* **Directive**: Every line below is to be quoted exactly, with nothing added or dropped.

Data records

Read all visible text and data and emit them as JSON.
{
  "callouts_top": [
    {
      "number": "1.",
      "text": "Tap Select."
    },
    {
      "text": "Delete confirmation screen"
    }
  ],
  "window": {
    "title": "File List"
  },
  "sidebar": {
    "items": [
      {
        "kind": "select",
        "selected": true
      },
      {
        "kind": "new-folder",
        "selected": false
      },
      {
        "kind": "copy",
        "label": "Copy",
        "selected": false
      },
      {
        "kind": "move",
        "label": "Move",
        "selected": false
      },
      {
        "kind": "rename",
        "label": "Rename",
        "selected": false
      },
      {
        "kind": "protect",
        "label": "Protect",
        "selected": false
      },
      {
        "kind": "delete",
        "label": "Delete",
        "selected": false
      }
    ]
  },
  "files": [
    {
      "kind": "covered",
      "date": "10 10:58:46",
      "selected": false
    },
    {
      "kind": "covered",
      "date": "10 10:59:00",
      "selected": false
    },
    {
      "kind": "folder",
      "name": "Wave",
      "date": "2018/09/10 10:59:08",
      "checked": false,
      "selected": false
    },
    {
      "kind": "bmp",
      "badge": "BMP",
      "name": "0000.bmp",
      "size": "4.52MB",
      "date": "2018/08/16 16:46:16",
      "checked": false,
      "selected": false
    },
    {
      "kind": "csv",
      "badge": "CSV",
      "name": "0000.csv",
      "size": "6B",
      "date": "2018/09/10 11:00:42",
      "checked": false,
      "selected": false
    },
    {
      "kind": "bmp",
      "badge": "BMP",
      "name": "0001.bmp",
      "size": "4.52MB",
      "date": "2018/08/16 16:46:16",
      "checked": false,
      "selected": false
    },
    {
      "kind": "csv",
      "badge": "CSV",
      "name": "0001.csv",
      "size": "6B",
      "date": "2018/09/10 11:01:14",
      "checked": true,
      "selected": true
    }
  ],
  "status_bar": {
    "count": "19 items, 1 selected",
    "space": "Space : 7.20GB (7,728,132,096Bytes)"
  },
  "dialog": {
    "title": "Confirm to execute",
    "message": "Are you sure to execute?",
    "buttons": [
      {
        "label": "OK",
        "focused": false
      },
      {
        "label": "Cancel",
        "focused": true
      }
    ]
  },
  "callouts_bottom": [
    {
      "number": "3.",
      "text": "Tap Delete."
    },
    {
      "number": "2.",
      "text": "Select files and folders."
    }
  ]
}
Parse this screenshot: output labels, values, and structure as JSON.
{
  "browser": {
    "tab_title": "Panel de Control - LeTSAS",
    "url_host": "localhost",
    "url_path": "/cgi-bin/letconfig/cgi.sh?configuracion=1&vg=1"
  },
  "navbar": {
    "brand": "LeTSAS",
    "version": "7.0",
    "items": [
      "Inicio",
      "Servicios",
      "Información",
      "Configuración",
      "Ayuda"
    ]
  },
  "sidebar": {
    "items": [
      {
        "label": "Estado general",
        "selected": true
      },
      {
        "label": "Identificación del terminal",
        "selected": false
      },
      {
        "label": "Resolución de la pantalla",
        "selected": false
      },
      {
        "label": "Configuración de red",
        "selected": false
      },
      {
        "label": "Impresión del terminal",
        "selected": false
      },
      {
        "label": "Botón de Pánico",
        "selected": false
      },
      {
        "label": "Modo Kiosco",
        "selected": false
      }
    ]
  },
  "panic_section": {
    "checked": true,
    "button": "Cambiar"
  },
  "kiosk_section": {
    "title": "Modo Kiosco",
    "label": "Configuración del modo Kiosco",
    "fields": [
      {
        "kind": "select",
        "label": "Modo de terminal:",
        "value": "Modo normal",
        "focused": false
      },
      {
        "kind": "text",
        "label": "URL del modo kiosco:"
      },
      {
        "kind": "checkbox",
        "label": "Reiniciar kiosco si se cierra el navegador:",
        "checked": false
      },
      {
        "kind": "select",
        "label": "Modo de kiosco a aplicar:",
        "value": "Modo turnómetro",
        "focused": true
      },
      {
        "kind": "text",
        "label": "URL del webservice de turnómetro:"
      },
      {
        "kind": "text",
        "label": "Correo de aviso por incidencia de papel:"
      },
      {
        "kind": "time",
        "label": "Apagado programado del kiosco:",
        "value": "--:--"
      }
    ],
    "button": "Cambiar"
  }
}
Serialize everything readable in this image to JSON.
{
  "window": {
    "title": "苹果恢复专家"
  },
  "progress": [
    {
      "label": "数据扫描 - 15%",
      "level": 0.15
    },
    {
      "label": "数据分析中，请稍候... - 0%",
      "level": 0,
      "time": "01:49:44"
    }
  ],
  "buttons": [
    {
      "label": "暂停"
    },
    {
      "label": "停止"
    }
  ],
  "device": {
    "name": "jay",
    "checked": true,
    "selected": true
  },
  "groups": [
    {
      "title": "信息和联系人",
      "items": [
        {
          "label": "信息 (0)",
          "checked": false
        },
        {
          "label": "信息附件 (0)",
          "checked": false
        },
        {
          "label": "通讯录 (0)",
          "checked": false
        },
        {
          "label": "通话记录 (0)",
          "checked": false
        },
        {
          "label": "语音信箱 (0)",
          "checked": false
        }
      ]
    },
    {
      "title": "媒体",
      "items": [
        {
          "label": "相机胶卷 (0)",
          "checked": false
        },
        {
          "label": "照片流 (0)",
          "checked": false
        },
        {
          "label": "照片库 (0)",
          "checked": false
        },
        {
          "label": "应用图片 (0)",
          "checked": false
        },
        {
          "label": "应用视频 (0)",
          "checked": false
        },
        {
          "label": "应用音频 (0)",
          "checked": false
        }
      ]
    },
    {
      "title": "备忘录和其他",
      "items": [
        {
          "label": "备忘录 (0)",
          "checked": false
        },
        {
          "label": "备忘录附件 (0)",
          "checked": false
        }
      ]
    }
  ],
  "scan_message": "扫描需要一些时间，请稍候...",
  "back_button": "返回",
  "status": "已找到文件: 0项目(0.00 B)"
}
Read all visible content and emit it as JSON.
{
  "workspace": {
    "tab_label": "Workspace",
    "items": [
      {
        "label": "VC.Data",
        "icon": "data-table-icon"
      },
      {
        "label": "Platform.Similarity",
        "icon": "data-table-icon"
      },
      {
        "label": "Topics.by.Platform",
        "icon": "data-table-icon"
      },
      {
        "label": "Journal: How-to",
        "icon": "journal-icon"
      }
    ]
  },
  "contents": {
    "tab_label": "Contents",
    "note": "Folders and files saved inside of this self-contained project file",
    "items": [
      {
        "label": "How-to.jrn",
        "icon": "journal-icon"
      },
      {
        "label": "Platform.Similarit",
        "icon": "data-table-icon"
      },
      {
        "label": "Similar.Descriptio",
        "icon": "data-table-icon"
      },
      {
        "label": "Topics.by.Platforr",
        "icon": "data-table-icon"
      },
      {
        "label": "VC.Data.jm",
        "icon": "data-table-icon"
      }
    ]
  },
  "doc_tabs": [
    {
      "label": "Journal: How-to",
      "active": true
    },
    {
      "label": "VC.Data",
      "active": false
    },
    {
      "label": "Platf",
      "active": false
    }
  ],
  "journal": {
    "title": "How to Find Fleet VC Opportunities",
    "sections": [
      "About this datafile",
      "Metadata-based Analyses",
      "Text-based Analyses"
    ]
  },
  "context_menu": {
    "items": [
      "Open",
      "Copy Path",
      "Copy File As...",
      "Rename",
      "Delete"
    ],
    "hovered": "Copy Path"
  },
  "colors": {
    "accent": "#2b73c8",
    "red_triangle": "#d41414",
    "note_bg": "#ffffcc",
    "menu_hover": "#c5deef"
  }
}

* **Output**:
Read all visible text and data and emit them as JSON.
{
  "callouts_top": [
    {
      "number": "1.",
      "text": "Tap Select."
    },
    {
      "text": "Delete confirmation screen"
    }
  ],
  "window": {
    "title": "File List"
  },
  "sidebar": {
    "items": [
      {
        "kind": "select",
        "selected": true
      },
      {
        "kind": "new-folder",
        "selected": false
      },
      {
        "kind": "copy",
        "label": "Copy",
        "selected": false
      },
      {
        "kind": "move",
        "label": "Move",
        "selected": false
      },
      {
        "kind": "rename",
        "label": "Rename",
        "selected": false
      },
      {
        "kind": "protect",
        "label": "Protect",
        "selected": false
      },
      {
        "kind": "delete",
        "label": "Delete",
        "selected": false
      }
    ]
  },
  "files": [
    {
      "kind": "covered",
      "date": "10 10:58:46",
      "selected": false
    },
    {
      "kind": "covered",
      "date": "10 10:59:00",
      "selected": false
    },
    {
      "kind": "folder",
      "name": "Wave",
      "date": "2018/09/10 10:59:08",
      "checked": false,
      "selected": false
    },
    {
      "kind": "bmp",
      "badge": "BMP",
      "name": "0000.bmp",
      "size": "4.52MB",
      "date": "2018/08/16 16:46:16",
      "checked": false,
      "selected": false
    },
    {
      "kind": "csv",
      "badge": "CSV",
      "name": "0000.csv",
      "size": "6B",
      "date": "2018/09/10 11:00:42",
      "checked": false,
      "selected": false
    },
    {
      "kind": "bmp",
      "badge": "BMP",
      "name": "0001.bmp",
      "size": "4.52MB",
      "date": "2018/08/16 16:46:16",
      "checked": false,
      "selected": false
    },
    {
      "kind": "csv",
      "badge": "CSV",
      "name": "0001.csv",
      "size": "6B",
      "date": "2018/09/10 11:01:14",
      "checked": true,
      "selected": true
    }
  ],
  "status_bar": {
    "count": "19 items, 1 selected",
    "space": "Space : 7.20GB (7,728,132,096Bytes)"
  },
  "dialog": {
    "title": "Confirm to execute",
    "message": "Are you sure to execute?",
    "buttons": [
      {
        "label": "OK",
        "focused": false
      },
      {
        "label": "Cancel",
        "focused": true
      }
    ]
  },
  "callouts_bottom": [
    {
      "number": "3.",
      "text": "Tap Delete."
    },
    {
      "number": "2.",
      "text": "Select files and folders."
    }
  ]
}
Parse this screenshot: output labels, values, and structure as JSON.
{
  "browser": {
    "tab_title": "Panel de Control - LeTSAS",
    "url_host": "localhost",
    "url_path": "/cgi-bin/letconfig/cgi.sh?configuracion=1&vg=1"
  },
  "navbar": {
    "brand": "LeTSAS",
    "version": "7.0",
    "items": [
      "Inicio",
      "Servicios",
      "Información",
      "Configuración",
      "Ayuda"
    ]
  },
  "sidebar": {
    "items": [
      {
        "label": "Estado general",
        "selected": true
      },
      {
        "label": "Identificación del terminal",
        "selected": false
      },
      {
        "label": "Resolución de la pantalla",
        "selected": false
      },
      {
        "label": "Configuración de red",
        "selected": false
      },
      {
        "label": "Impresión del terminal",
        "selected": false
      },
      {
        "label": "Botón de Pánico",
        "selected": false
      },
      {
        "label": "Modo Kiosco",
        "selected": false
      }
    ]
  },
  "panic_section": {
    "checked": true,
    "button": "Cambiar"
  },
  "kiosk_section": {
    "title": "Modo Kiosco",
    "label": "Configuración del modo Kiosco",
    "fields": [
      {
        "kind": "select",
        "label": "Modo de terminal:",
        "value": "Modo normal",
        "focused": false
      },
      {
        "kind": "text",
        "label": "URL del modo kiosco:"
      },
      {
        "kind": "checkbox",
        "label": "Reiniciar kiosco si se cierra el navegador:",
        "checked": false
      },
      {
        "kind": "select",
        "label": "Modo de kiosco a aplicar:",
        "value": "Modo turnómetro",
        "focused": true
      },
      {
        "kind": "text",
        "label": "URL del webservice de turnómetro:"
      },
      {
        "kind": "text",
        "label": "Correo de aviso por incidencia de papel:"
      },
      {
        "kind": "time",
        "label": "Apagado programado del kiosco:",
        "value": "--:--"
      }
    ],
    "button": "Cambiar"
  }
}
Serialize everything readable in this image to JSON.
{
  "window": {
    "title": "苹果恢复专家"
  },
  "progress": [
    {
      "label": "数据扫描 - 15%",
      "level": 0.15
    },
    {
      "label": "数据分析中，请稍候... - 0%",
      "level": 0,
      "time": "01:49:44"
    }
  ],
  "buttons": [
    {
      "label": "暂停"
    },
    {
      "label": "停止"
    }
  ],
  "device": {
    "name": "jay",
    "checked": true,
    "selected": true
  },
  "groups": [
    {
      "title": "信息和联系人",
      "items": [
        {
          "label": "信息 (0)",
          "checked": false
        },
        {
          "label": "信息附件 (0)",
          "checked": false
        },
        {
          "label": "通讯录 (0)",
          "checked": false
        },
        {
          "label": "通话记录 (0)",
          "checked": false
        },
        {
          "label": "语音信箱 (0)",
          "checked": false
        }
      ]
    },
    {
      "title": "媒体",
      "items": [
        {
          "label": "相机胶卷 (0)",
          "checked": false
        },
        {
          "label": "照片流 (0)",
          "checked": false
        },
        {
          "label": "照片库 (0)",
          "checked": false
        },
        {
          "label": "应用图片 (0)",
          "checked": false
        },
        {
          "label": "应用视频 (0)",
          "checked": false
        },
        {
          "label": "应用音频 (0)",
          "checked": false
        }
      ]
    },
    {
      "title": "备忘录和其他",
      "items": [
        {
          "label": "备忘录 (0)",
          "checked": false
        },
        {
          "label": "备忘录附件 (0)",
          "checked": false
        }
      ]
    }
  ],
  "scan_message": "扫描需要一些时间，请稍候...",
  "back_button": "返回",
  "status": "已找到文件: 0项目(0.00 B)"
}
Read all visible content and emit it as JSON.
{
  "workspace": {
    "tab_label": "Workspace",
    "items": [
      {
        "label": "VC.Data",
        "icon": "data-table-icon"
      },
      {
        "label": "Platform.Similarity",
        "icon": "data-table-icon"
      },
      {
        "label": "Topics.by.Platform",
        "icon": "data-table-icon"
      },
      {
        "label": "Journal: How-to",
        "icon": "journal-icon"
      }
    ]
  },
  "contents": {
    "tab_label": "Contents",
    "note": "Folders and files saved inside of this self-contained project file",
    "items": [
      {
        "label": "How-to.jrn",
        "icon": "journal-icon"
      },
      {
        "label": "Platform.Similarit",
        "icon": "data-table-icon"
      },
      {
        "label": "Similar.Descriptio",
        "icon": "data-table-icon"
      },
      {
        "label": "Topics.by.Platforr",
        "icon": "data-table-icon"
      },
      {
        "label": "VC.Data.jm",
        "icon": "data-table-icon"
      }
    ]
  },
  "doc_tabs": [
    {
      "label": "Journal: How-to",
      "active": true
    },
    {
      "label": "VC.Data",
      "active": false
    },
    {
      "label": "Platf",
      "active": false
    }
  ],
  "journal": {
    "title": "How to Find Fleet VC Opportunities",
    "sections": [
      "About this datafile",
      "Metadata-based Analyses",
      "Text-based Analyses"
    ]
  },
  "context_menu": {
    "items": [
      "Open",
      "Copy Path",
      "Copy File As...",
      "Rename",
      "Delete"
    ],
    "hovered": "Copy Path"
  },
  "colors": {
    "accent": "#2b73c8",
    "red_triangle": "#d41414",
    "note_bg": "#ffffcc",
    "menu_hover": "#c5deef"
  }
}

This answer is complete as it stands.